Document page transcription items -
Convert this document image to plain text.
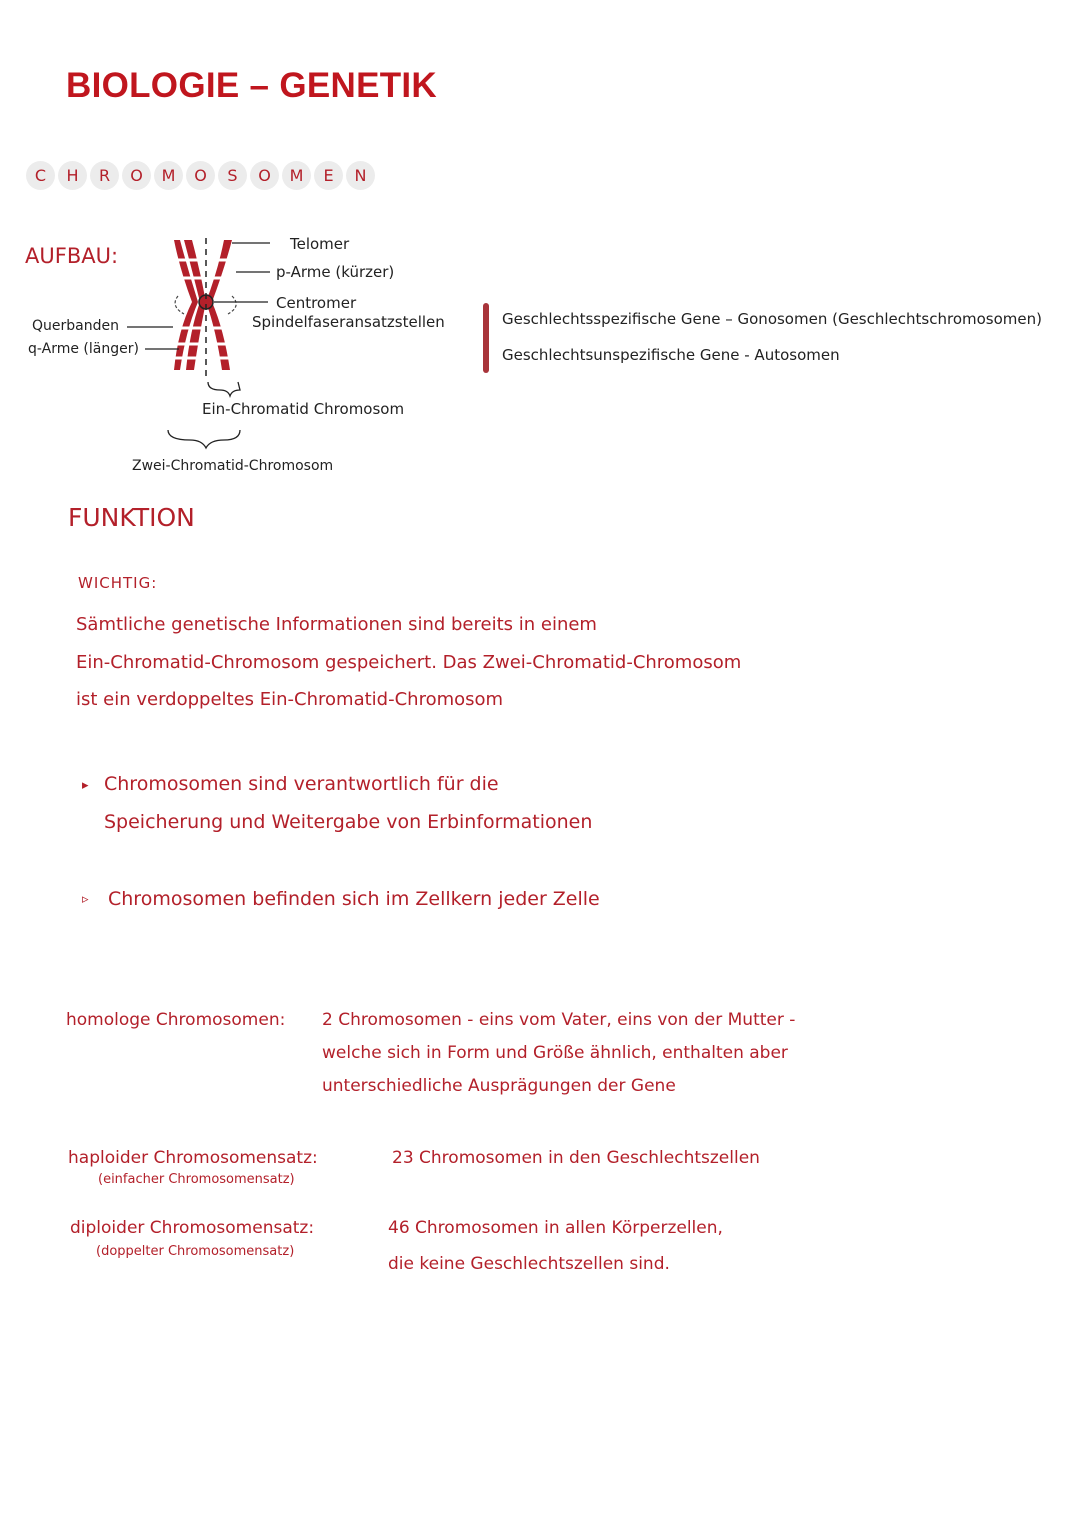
BIOLOGIE – GENETIK
C	H	R	O	M	O	S	O	M	E	N
AUFBAU:	Telomer
p-Arme (kürzer)
Centromer
Spindelfaseransatzstellen
Querbanden
q-Arme (länger)
Ein-Chromatid Chromosom
Zwei-Chromatid-Chromosom
Geschlechtsspezifische Gene – Gonosomen (Geschlechtschromosomen)
Geschlechtsunspezifische Gene - Autosomen
FUNKTION
WICHTIG:
Sämtliche genetische Informationen sind bereits in einem
Ein-Chromatid-Chromosom gespeichert. Das Zwei-Chromatid-Chromosom
ist ein verdoppeltes Ein-Chromatid-Chromosom
▸ Chromosomen sind verantwortlich für die
Speicherung und Weitergabe von Erbinformationen
▹ Chromosomen befinden sich im Zellkern jeder Zelle
homologe Chromosomen: 2 Chromosomen - eins vom Vater, eins von der Mutter -
welche sich in Form und Größe ähnlich, enthalten aber
unterschiedliche Ausprägungen der Gene
haploider Chromosomensatz:
(einfacher Chromosomensatz)
23 Chromosomen in den Geschlechtszellen
diploider Chromosomensatz:
(doppelter Chromosomensatz)
46 Chromosomen in allen Körperzellen,
die keine Geschlechtszellen sind.
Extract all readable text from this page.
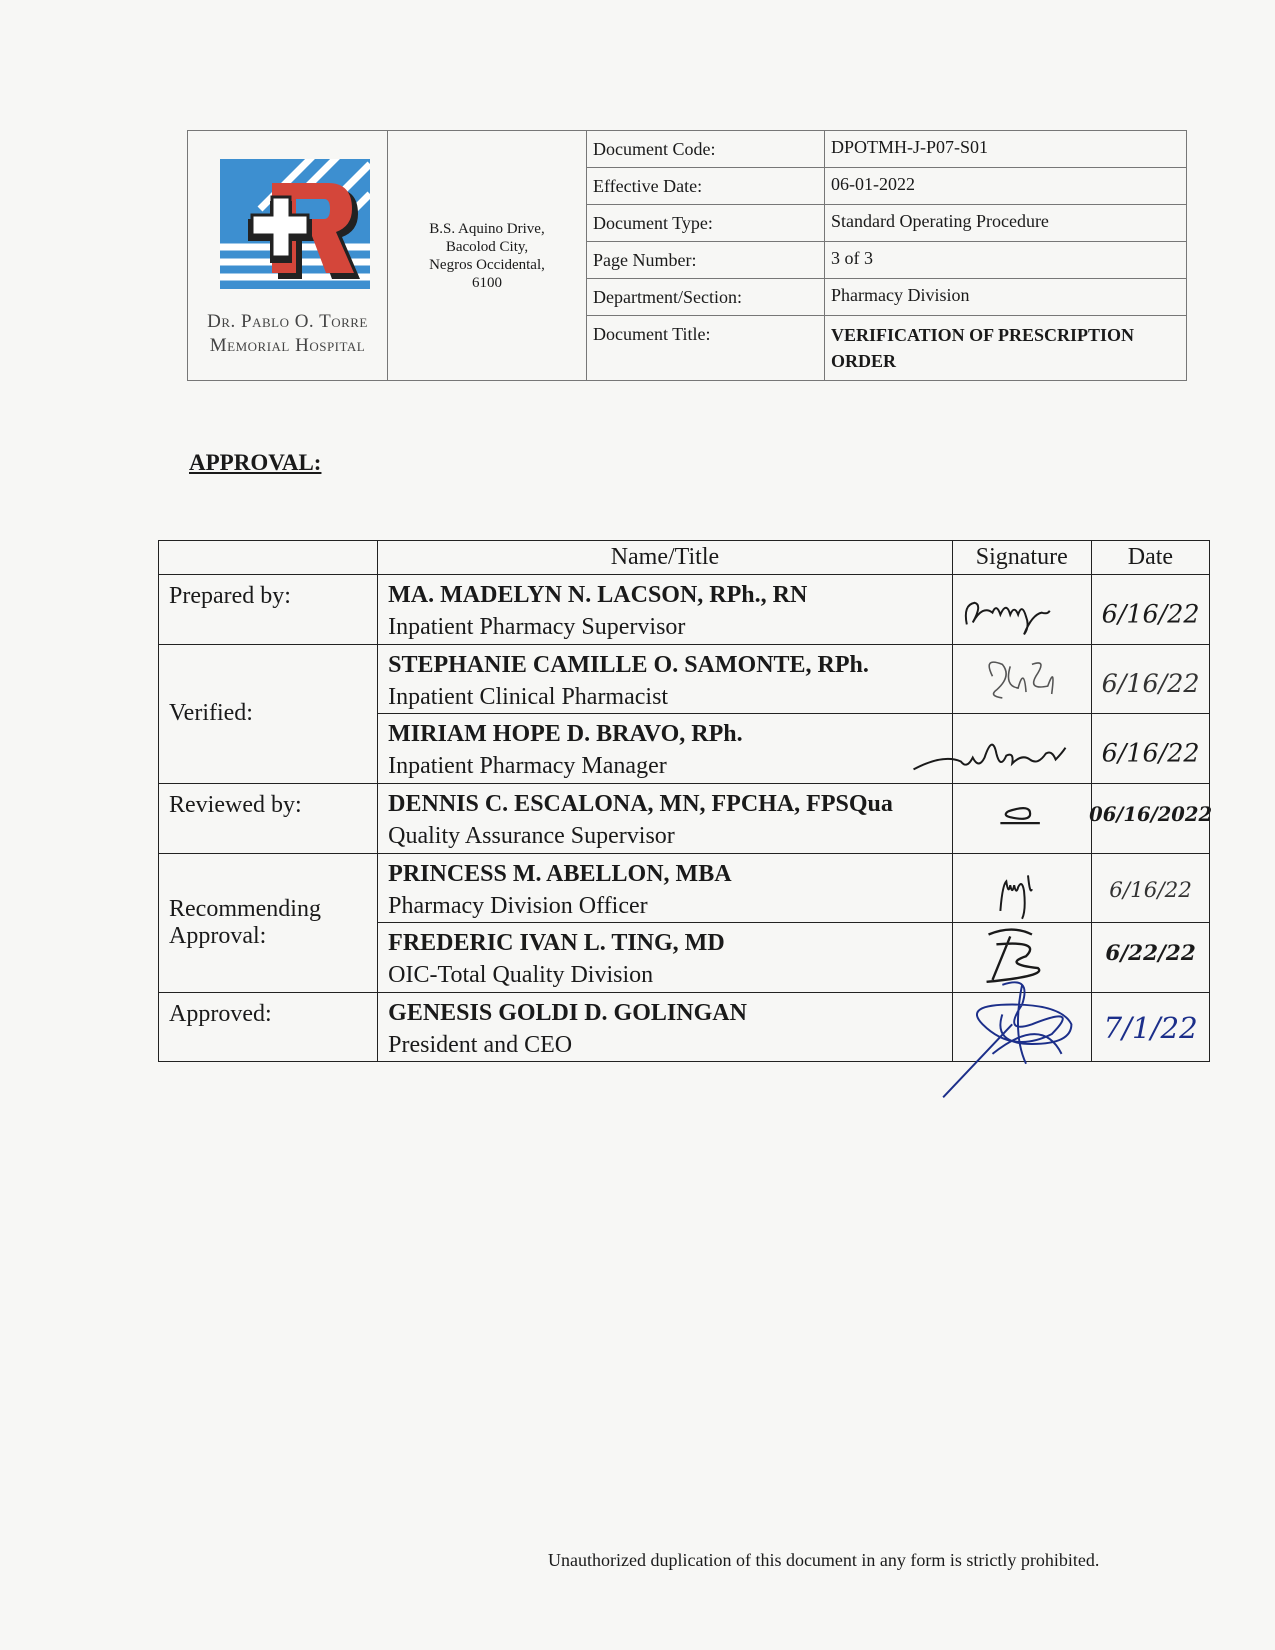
Dr. Pablo O. Torre
Memorial Hospital	B.S. Aquino Drive,
Bacolod City,
Negros Occidental,
6100	Document Code:	DPOTMH-J-P07-S01
		Effective Date:	06-01-2022
		Document Type:	Standard Operating Procedure
		Page Number:	3 of 3
		Department/Section:	Pharmacy Division
		Document Title:	VERIFICATION OF PRESCRIPTION ORDER
APPROVAL:
	Name/Title	Signature	Date
Prepared by:	MA. MADELYN N. LACSON, RPh., RN
Inpatient Pharmacy Supervisor		6/16/22

Verified:	STEPHANIE CAMILLE O. SAMONTE, RPh.
Inpatient Clinical Pharmacist		6/16/22

	MIRIAM HOPE D. BRAVO, RPh.
Inpatient Pharmacy Manager		6/16/22

Reviewed by:	DENNIS C. ESCALONA, MN, FPCHA, FPSQua
Quality Assurance Supervisor		06/16/2022

Recommending
Approval:	PRINCESS M. ABELLON, MBA
Pharmacy Division Officer		6/16/22

	FREDERIC IVAN L. TING, MD
OIC-Total Quality Division		6/22/22

Approved:	GENESIS GOLDI D. GOLINGAN
President and CEO		7/1/22
Unauthorized duplication of this document in any form is strictly prohibited.
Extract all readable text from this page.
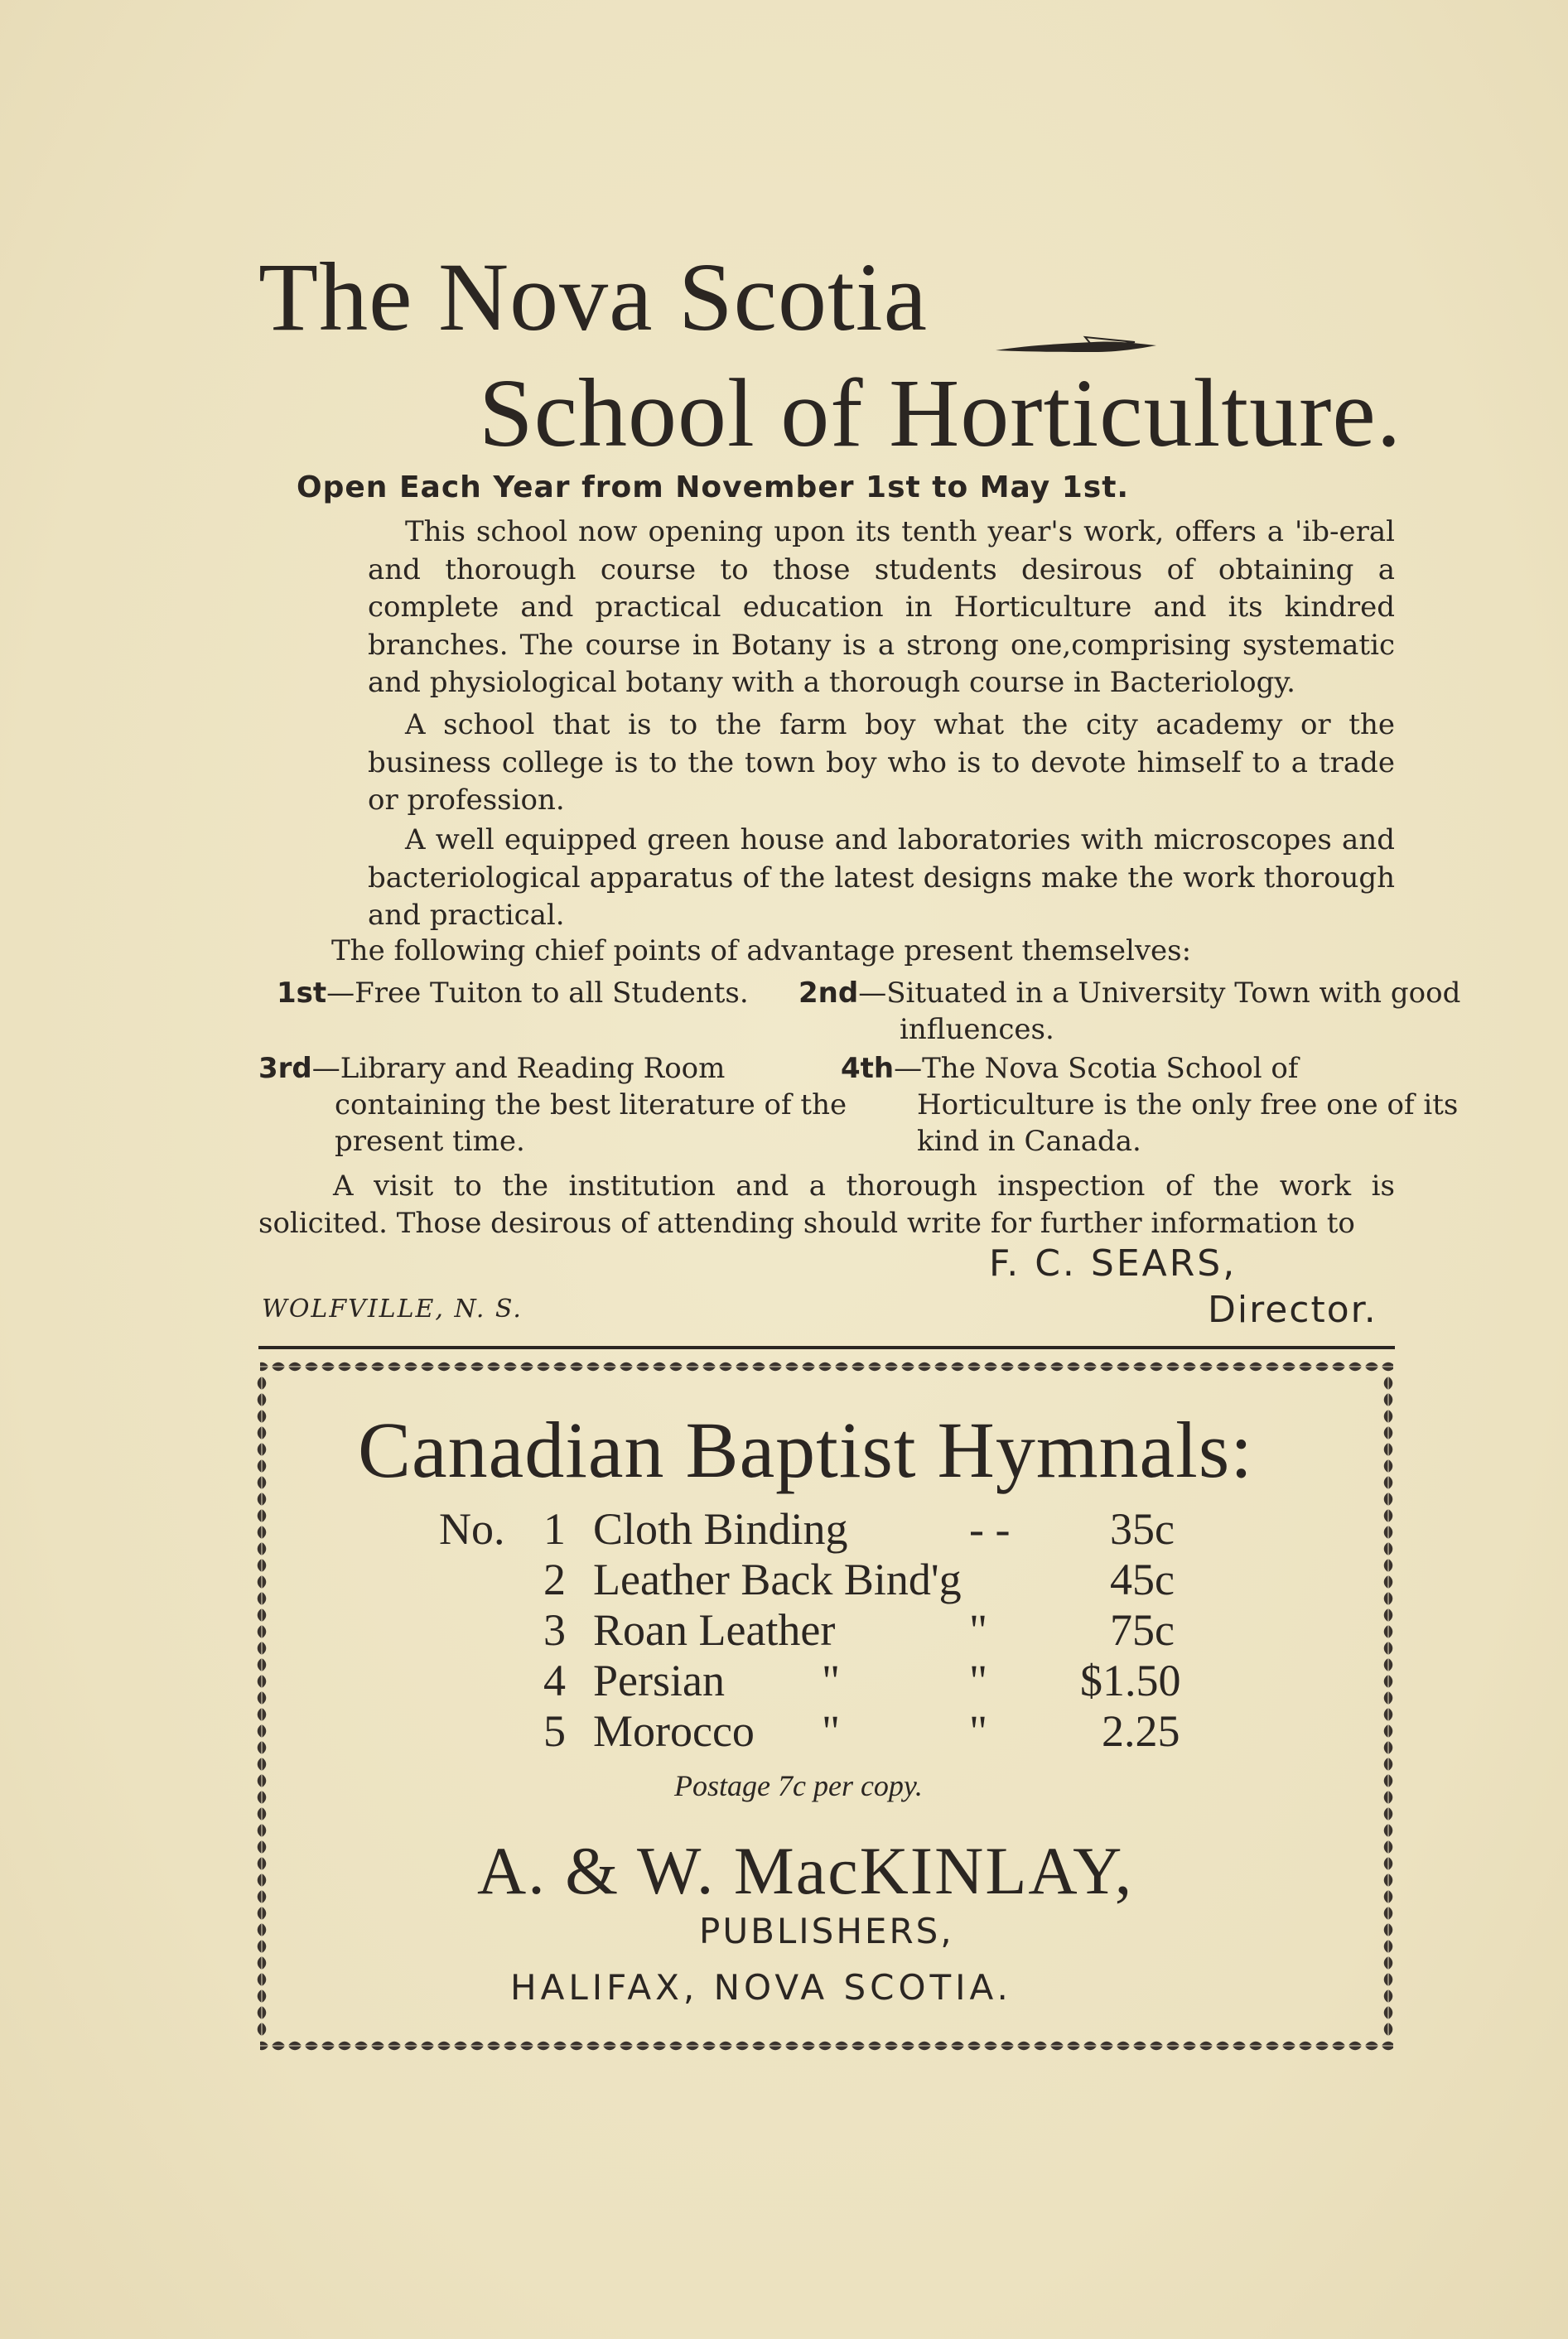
The Nova Scotia
School of Horticulture.
Open Each Year from November 1st to May 1st.
This school now opening upon its tenth year's work, offers a 'ib-eral and thorough course to those students desirous of obtaining a complete and practical education in Horticulture and its kindred branches. The course in Botany is a strong one,comprising systematic and physiological botany with a thorough course in Bacteriology.
A school that is to the farm boy what the city academy or the business college is to the town boy who is to devote himself to a trade or profession.
A well equipped green house and laboratories with microscopes and bacteriological apparatus of the latest designs make the work thorough and practical.
The following chief points of advantage present themselves:
1st—Free Tuiton to all Students.	2nd—Situated in a University Town with good influences.
3rd—Library and Reading Room containing the best literature of the present time.
4th—The Nova Scotia School of Horticulture is the only free one of its kind in Canada.
A visit to the institution and a thorough inspection of the work is solicited. Those desirous of attending should write for further information to
F. C. SEARS,
WOLFVILLE, N. S.	Director.
Canadian Baptist Hymnals:
No. 1 Cloth Binding	- - 35c
2 Leather Back Bind'g	45c
3 Roan Leather	"	75c
4 Persian "	" $1.50
5 Morocco "	"	2.25
Postage 7c per copy.
A. & W. MacKINLAY,
PUBLISHERS,
HALIFAX, NOVA SCOTIA.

About this task -
Leaving the pictures aside, repeat the data above exactly.

Output below -
Convert this document image to plain text.
BIOLOGIE – GENETIK
C	H	R	O	M	O	S	O	M	E	N
AUFBAU:	Telomer
p-Arme (kürzer)
Centromer
Spindelfaseransatzstellen
Querbanden
q-Arme (länger)
Ein-Chromatid Chromosom
Zwei-Chromatid-Chromosom
Geschlechtsspezifische Gene – Gonosomen (Geschlechtschromosomen)
Geschlechtsunspezifische Gene - Autosomen
FUNKTION
WICHTIG:
Sämtliche genetische Informationen sind bereits in einem
Ein-Chromatid-Chromosom gespeichert. Das Zwei-Chromatid-Chromosom
ist ein verdoppeltes Ein-Chromatid-Chromosom
▸ Chromosomen sind verantwortlich für die
Speicherung und Weitergabe von Erbinformationen
▹ Chromosomen befinden sich im Zellkern jeder Zelle
homologe Chromosomen: 2 Chromosomen - eins vom Vater, eins von der Mutter -
welche sich in Form und Größe ähnlich, enthalten aber
unterschiedliche Ausprägungen der Gene
haploider Chromosomensatz:
(einfacher Chromosomensatz)
23 Chromosomen in den Geschlechtszellen
diploider Chromosomensatz:
(doppelter Chromosomensatz)
46 Chromosomen in allen Körperzellen,
die keine Geschlechtszellen sind.
Extract all readable text from this page.
Dr. Pablo O. Torre
Memorial Hospital	B.S. Aquino Drive,
Bacolod City,
Negros Occidental,
6100	Document Code:	DPOTMH-J-P07-S01
		Effective Date:	06-01-2022
		Document Type:	Standard Operating Procedure
		Page Number:	3 of 3
		Department/Section:	Pharmacy Division
		Document Title:	VERIFICATION OF PRESCRIPTION ORDER
APPROVAL:
	Name/Title	Signature	Date
Prepared by:	MA. MADELYN N. LACSON, RPh., RN
Inpatient Pharmacy Supervisor		6/16/22

Verified:	STEPHANIE CAMILLE O. SAMONTE, RPh.
Inpatient Clinical Pharmacist		6/16/22

	MIRIAM HOPE D. BRAVO, RPh.
Inpatient Pharmacy Manager		6/16/22

Reviewed by:	DENNIS C. ESCALONA, MN, FPCHA, FPSQua
Quality Assurance Supervisor		06/16/2022

Recommending
Approval:	PRINCESS M. ABELLON, MBA
Pharmacy Division Officer		6/16/22

	FREDERIC IVAN L. TING, MD
OIC-Total Quality Division		6/22/22

Approved:	GENESIS GOLDI D. GOLINGAN
President and CEO		7/1/22
Unauthorized duplication of this document in any form is strictly prohibited.
Extract all readable text from this page.
The Nova Scotia
School of Horticulture.
Open Each Year from November 1st to May 1st.
This school now opening upon its tenth year's work, offers a 'ib-eral and thorough course to those students desirous of obtaining a complete and practical education in Horticulture and its kindred branches. The course in Botany is a strong one,comprising systematic and physiological botany with a thorough course in Bacteriology.
A school that is to the farm boy what the city academy or the business college is to the town boy who is to devote himself to a trade or profession.
A well equipped green house and laboratories with microscopes and bacteriological apparatus of the latest designs make the work thorough and practical.
The following chief points of advantage present themselves:
1st—Free Tuiton to all Students.	2nd—Situated in a University Town with good influences.
3rd—Library and Reading Room containing the best literature of the present time.
4th—The Nova Scotia School of Horticulture is the only free one of its kind in Canada.
A visit to the institution and a thorough inspection of the work is solicited. Those desirous of attending should write for further information to
F. C. SEARS,
WOLFVILLE, N. S.	Director.
Canadian Baptist Hymnals:
No. 1 Cloth Binding	- - 35c
2 Leather Back Bind'g	45c
3 Roan Leather	"	75c
4 Persian "	" $1.50
5 Morocco "	"	2.25
Postage 7c per copy.
A. & W. MacKINLAY,
PUBLISHERS,
HALIFAX, NOVA SCOTIA.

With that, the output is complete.